**Work instructions:**
Quote the whole listing word for word, please.

**Given information:**
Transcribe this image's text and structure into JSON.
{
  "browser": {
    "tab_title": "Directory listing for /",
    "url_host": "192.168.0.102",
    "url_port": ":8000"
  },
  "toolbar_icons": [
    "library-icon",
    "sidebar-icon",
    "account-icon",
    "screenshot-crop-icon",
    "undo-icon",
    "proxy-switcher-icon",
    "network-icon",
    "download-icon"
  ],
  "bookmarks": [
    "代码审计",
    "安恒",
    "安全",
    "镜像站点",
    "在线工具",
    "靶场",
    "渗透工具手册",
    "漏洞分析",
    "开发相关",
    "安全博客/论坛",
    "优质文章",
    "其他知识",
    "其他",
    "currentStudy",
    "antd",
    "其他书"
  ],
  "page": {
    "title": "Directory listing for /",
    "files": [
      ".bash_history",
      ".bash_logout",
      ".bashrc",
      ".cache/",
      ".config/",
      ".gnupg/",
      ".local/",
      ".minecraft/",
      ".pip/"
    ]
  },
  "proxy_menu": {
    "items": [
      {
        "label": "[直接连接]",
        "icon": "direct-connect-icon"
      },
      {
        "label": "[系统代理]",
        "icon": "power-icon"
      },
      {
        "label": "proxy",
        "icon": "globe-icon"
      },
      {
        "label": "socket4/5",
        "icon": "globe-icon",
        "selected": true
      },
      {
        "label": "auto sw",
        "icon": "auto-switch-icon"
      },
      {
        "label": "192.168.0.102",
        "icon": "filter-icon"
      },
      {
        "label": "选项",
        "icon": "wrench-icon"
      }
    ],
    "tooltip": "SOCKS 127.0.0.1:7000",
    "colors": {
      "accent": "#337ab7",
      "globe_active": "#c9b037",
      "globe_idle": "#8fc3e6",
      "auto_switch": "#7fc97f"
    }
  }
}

**Solution:**
Transcribe this image's text and structure into JSON.
{
  "browser": {
    "tab_title": "Directory listing for /",
    "url_host": "192.168.0.102",
    "url_port": ":8000"
  },
  "toolbar_icons": [
    "library-icon",
    "sidebar-icon",
    "account-icon",
    "screenshot-crop-icon",
    "undo-icon",
    "proxy-switcher-icon",
    "network-icon",
    "download-icon"
  ],
  "bookmarks": [
    "代码审计",
    "安恒",
    "安全",
    "镜像站点",
    "在线工具",
    "靶场",
    "渗透工具手册",
    "漏洞分析",
    "开发相关",
    "安全博客/论坛",
    "优质文章",
    "其他知识",
    "其他",
    "currentStudy",
    "antd",
    "其他书"
  ],
  "page": {
    "title": "Directory listing for /",
    "files": [
      ".bash_history",
      ".bash_logout",
      ".bashrc",
      ".cache/",
      ".config/",
      ".gnupg/",
      ".local/",
      ".minecraft/",
      ".pip/"
    ]
  },
  "proxy_menu": {
    "items": [
      {
        "label": "[直接连接]",
        "icon": "direct-connect-icon"
      },
      {
        "label": "[系统代理]",
        "icon": "power-icon"
      },
      {
        "label": "proxy",
        "icon": "globe-icon"
      },
      {
        "label": "socket4/5",
        "icon": "globe-icon",
        "selected": true
      },
      {
        "label": "auto sw",
        "icon": "auto-switch-icon"
      },
      {
        "label": "192.168.0.102",
        "icon": "filter-icon"
      },
      {
        "label": "选项",
        "icon": "wrench-icon"
      }
    ],
    "tooltip": "SOCKS 127.0.0.1:7000",
    "colors": {
      "accent": "#337ab7",
      "globe_active": "#c9b037",
      "globe_idle": "#8fc3e6",
      "auto_switch": "#7fc97f"
    }
  }
}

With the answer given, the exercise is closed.